Records supplied:
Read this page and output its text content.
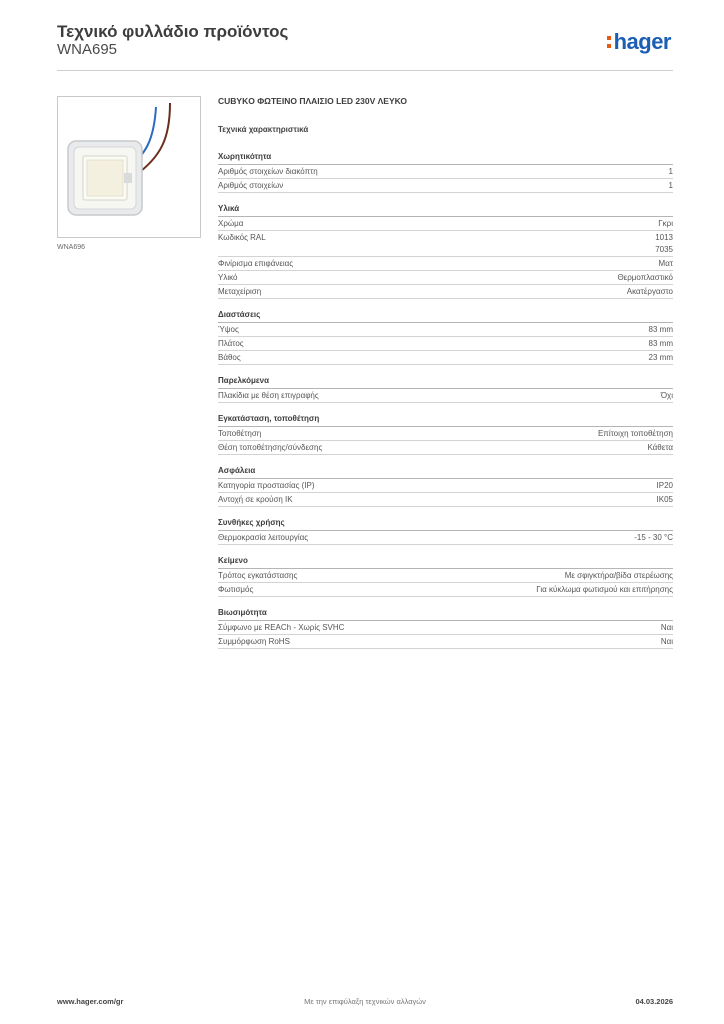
Τεχνικό φυλλάδιο προϊόντος
WNA695	hager
WNA696
CUBYKO ΦΩΤΕΙΝΟ ΠΛΑΙΣΙΟ LED 230V ΛΕΥΚΟ
Τεχνικά χαρακτηριστικά
Χωρητικότητα
Αριθμός στοιχείων διακόπτη	1
Αριθμός στοιχείων	1
Υλικά
Χρώμα	Γκρι
Κωδικός RAL	1013
7035
Φινίρισμα επιφάνειας	Ματ
Υλικό	Θερμοπλαστικό
Μεταχείριση	Ακατέργαστο
Διαστάσεις
Ύψος	83 mm
Πλάτος	83 mm
Βάθος	23 mm
Παρελκόμενα
Πλακίδια με θέση επιγραφής	Όχι
Εγκατάσταση, τοποθέτηση
Τοποθέτηση	Επίτοιχη τοποθέτηση
Θέση τοποθέτησης/σύνδεσης	Κάθετα
Ασφάλεια
Κατηγορία προστασίας (IP)	IP20
Αντοχή σε κρούση IK	IK05
Συνθήκες χρήσης
Θερμοκρασία λειτουργίας	-15 - 30 °C
Κείμενο
Τρόπος εγκατάστασης	Με σφιγκτήρα/βίδα στερέωσης
Φωτισμός	Για κύκλωμα φωτισμού και επιτήρησης
Βιωσιμότητα
Σύμφωνο με REACh - Χωρίς SVHC	Ναι
Συμμόρφωση RoHS	Ναι
Με την επιφύλαξη τεχνικών αλλαγών
www.hager.com/gr	04.03.2026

Directions: Skipping the pictures, transcribe each line above exactly as it appears.

Output:
Read this page and output its text content.
Τεχνικό φυλλάδιο προϊόντος
WNA695	hager
WNA696
CUBYKO ΦΩΤΕΙΝΟ ΠΛΑΙΣΙΟ LED 230V ΛΕΥΚΟ
Τεχνικά χαρακτηριστικά
Χωρητικότητα
Αριθμός στοιχείων διακόπτη	1
Αριθμός στοιχείων	1
Υλικά
Χρώμα	Γκρι
Κωδικός RAL	1013
7035
Φινίρισμα επιφάνειας	Ματ
Υλικό	Θερμοπλαστικό
Μεταχείριση	Ακατέργαστο
Διαστάσεις
Ύψος	83 mm
Πλάτος	83 mm
Βάθος	23 mm
Παρελκόμενα
Πλακίδια με θέση επιγραφής	Όχι
Εγκατάσταση, τοποθέτηση
Τοποθέτηση	Επίτοιχη τοποθέτηση
Θέση τοποθέτησης/σύνδεσης	Κάθετα
Ασφάλεια
Κατηγορία προστασίας (IP)	IP20
Αντοχή σε κρούση IK	IK05
Συνθήκες χρήσης
Θερμοκρασία λειτουργίας	-15 - 30 °C
Κείμενο
Τρόπος εγκατάστασης	Με σφιγκτήρα/βίδα στερέωσης
Φωτισμός	Για κύκλωμα φωτισμού και επιτήρησης
Βιωσιμότητα
Σύμφωνο με REACh - Χωρίς SVHC	Ναι
Συμμόρφωση RoHS	Ναι
Με την επιφύλαξη τεχνικών αλλαγών
www.hager.com/gr	04.03.2026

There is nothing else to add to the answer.